Records to process:

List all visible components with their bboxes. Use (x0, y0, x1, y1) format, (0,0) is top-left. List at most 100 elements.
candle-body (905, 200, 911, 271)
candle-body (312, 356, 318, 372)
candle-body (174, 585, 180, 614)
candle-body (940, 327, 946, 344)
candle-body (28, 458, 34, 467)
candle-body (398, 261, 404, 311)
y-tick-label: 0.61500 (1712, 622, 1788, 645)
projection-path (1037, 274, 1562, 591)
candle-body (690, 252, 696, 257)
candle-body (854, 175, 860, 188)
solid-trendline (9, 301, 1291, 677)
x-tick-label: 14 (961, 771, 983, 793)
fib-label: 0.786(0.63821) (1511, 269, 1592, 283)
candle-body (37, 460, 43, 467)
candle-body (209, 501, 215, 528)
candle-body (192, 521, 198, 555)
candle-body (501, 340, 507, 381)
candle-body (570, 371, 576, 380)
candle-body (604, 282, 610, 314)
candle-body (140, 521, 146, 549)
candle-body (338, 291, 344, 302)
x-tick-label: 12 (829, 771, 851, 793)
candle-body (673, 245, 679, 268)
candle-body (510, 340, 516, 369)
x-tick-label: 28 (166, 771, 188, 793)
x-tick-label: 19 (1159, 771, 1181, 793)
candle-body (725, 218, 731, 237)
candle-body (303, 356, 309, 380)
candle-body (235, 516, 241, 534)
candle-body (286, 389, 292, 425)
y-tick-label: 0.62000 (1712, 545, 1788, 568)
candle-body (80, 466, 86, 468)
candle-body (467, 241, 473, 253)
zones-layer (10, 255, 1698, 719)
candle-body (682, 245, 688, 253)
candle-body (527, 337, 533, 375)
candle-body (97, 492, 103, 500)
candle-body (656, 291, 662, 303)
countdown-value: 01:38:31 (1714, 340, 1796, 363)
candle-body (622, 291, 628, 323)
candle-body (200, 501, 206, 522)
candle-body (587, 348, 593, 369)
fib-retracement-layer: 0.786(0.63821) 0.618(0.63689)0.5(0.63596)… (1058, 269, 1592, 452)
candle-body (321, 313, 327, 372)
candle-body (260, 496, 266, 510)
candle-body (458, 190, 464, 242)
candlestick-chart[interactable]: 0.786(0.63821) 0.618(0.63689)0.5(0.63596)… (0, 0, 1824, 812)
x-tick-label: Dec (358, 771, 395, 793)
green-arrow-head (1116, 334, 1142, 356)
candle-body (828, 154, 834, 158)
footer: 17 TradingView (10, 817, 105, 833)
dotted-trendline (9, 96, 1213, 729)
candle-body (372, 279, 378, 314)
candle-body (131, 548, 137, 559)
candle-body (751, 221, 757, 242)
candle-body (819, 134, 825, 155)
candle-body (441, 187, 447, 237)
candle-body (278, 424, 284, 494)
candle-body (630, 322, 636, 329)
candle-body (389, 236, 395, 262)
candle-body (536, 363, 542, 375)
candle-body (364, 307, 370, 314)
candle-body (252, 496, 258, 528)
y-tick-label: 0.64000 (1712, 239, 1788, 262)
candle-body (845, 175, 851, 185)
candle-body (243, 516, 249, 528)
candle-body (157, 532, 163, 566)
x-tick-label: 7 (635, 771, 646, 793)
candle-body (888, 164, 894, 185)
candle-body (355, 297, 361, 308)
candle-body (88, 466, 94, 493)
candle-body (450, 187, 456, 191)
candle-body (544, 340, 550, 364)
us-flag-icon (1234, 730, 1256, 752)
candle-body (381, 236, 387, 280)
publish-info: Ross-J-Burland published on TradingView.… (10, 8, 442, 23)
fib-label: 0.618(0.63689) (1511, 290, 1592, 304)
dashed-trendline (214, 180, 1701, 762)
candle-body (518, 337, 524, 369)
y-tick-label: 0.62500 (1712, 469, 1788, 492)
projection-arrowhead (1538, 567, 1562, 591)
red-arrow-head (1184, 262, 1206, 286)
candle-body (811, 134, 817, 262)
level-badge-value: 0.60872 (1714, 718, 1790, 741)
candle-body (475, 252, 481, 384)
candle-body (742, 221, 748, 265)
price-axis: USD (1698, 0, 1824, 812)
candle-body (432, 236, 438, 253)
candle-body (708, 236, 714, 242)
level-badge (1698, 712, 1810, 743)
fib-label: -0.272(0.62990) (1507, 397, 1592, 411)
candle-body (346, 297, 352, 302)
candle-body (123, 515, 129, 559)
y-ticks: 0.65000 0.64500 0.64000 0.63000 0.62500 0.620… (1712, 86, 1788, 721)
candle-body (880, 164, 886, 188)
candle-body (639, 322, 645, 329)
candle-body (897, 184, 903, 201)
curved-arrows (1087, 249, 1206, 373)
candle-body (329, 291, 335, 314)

Exercise instructions: Reproduce all of the data above word for word, line by line, without changing anything.

Result:
List all visible components with their bboxes. Use (x0, y0, x1, y1) format, (0,0) is top-left. List at most 100 elements.
candle-body (905, 200, 911, 271)
candle-body (312, 356, 318, 372)
candle-body (174, 585, 180, 614)
candle-body (940, 327, 946, 344)
candle-body (28, 458, 34, 467)
candle-body (398, 261, 404, 311)
y-tick-label: 0.61500 (1712, 622, 1788, 645)
projection-path (1037, 274, 1562, 591)
candle-body (690, 252, 696, 257)
candle-body (854, 175, 860, 188)
solid-trendline (9, 301, 1291, 677)
x-tick-label: 14 (961, 771, 983, 793)
fib-label: 0.786(0.63821) (1511, 269, 1592, 283)
candle-body (37, 460, 43, 467)
candle-body (209, 501, 215, 528)
candle-body (192, 521, 198, 555)
candle-body (501, 340, 507, 381)
candle-body (570, 371, 576, 380)
candle-body (604, 282, 610, 314)
candle-body (140, 521, 146, 549)
candle-body (338, 291, 344, 302)
x-tick-label: 12 (829, 771, 851, 793)
candle-body (673, 245, 679, 268)
candle-body (510, 340, 516, 369)
x-tick-label: 28 (166, 771, 188, 793)
x-tick-label: 19 (1159, 771, 1181, 793)
candle-body (725, 218, 731, 237)
candle-body (303, 356, 309, 380)
candle-body (235, 516, 241, 534)
candle-body (286, 389, 292, 425)
y-tick-label: 0.62000 (1712, 545, 1788, 568)
candle-body (80, 466, 86, 468)
candle-body (467, 241, 473, 253)
zones-layer (10, 255, 1698, 719)
candle-body (682, 245, 688, 253)
candle-body (527, 337, 533, 375)
candle-body (97, 492, 103, 500)
candle-body (656, 291, 662, 303)
countdown-value: 01:38:31 (1714, 340, 1796, 363)
candle-body (622, 291, 628, 323)
candle-body (200, 501, 206, 522)
candle-body (587, 348, 593, 369)
fib-retracement-layer: 0.786(0.63821) 0.618(0.63689)0.5(0.63596)… (1058, 269, 1592, 452)
candle-body (321, 313, 327, 372)
candle-body (260, 496, 266, 510)
candle-body (458, 190, 464, 242)
candlestick-chart[interactable]: 0.786(0.63821) 0.618(0.63689)0.5(0.63596)… (0, 0, 1824, 812)
x-tick-label: Dec (358, 771, 395, 793)
green-arrow-head (1116, 334, 1142, 356)
candle-body (828, 154, 834, 158)
footer: 17 TradingView (10, 817, 105, 833)
dotted-trendline (9, 96, 1213, 729)
candle-body (372, 279, 378, 314)
candle-body (131, 548, 137, 559)
candle-body (751, 221, 757, 242)
candle-body (819, 134, 825, 155)
candle-body (441, 187, 447, 237)
candle-body (278, 424, 284, 494)
candle-body (630, 322, 636, 329)
candle-body (389, 236, 395, 262)
candle-body (536, 363, 542, 375)
candle-body (364, 307, 370, 314)
candle-body (252, 496, 258, 528)
y-tick-label: 0.64000 (1712, 239, 1788, 262)
candle-body (845, 175, 851, 185)
candle-body (243, 516, 249, 528)
candle-body (157, 532, 163, 566)
x-tick-label: 7 (635, 771, 646, 793)
candle-body (888, 164, 894, 185)
candle-body (355, 297, 361, 308)
candle-body (88, 466, 94, 493)
candle-body (450, 187, 456, 191)
candle-body (544, 340, 550, 364)
us-flag-icon (1234, 730, 1256, 752)
candle-body (381, 236, 387, 280)
publish-info: Ross-J-Burland published on TradingView.… (10, 8, 442, 23)
fib-label: 0.618(0.63689) (1511, 290, 1592, 304)
dashed-trendline (214, 180, 1701, 762)
candle-body (518, 337, 524, 369)
y-tick-label: 0.62500 (1712, 469, 1788, 492)
projection-arrowhead (1538, 567, 1562, 591)
red-arrow-head (1184, 262, 1206, 286)
candle-body (811, 134, 817, 262)
level-badge-value: 0.60872 (1714, 718, 1790, 741)
candle-body (475, 252, 481, 384)
candle-body (742, 221, 748, 265)
price-axis: USD (1698, 0, 1824, 812)
candle-body (432, 236, 438, 253)
candle-body (708, 236, 714, 242)
level-badge (1698, 712, 1810, 743)
fib-label: -0.272(0.62990) (1507, 397, 1592, 411)
candle-body (346, 297, 352, 302)
candle-body (123, 515, 129, 559)
y-ticks: 0.65000 0.64500 0.64000 0.63000 0.62500 0.620… (1712, 86, 1788, 721)
candle-body (880, 164, 886, 188)
candle-body (639, 322, 645, 329)
candle-body (897, 184, 903, 201)
curved-arrows (1087, 249, 1206, 373)
candle-body (329, 291, 335, 314)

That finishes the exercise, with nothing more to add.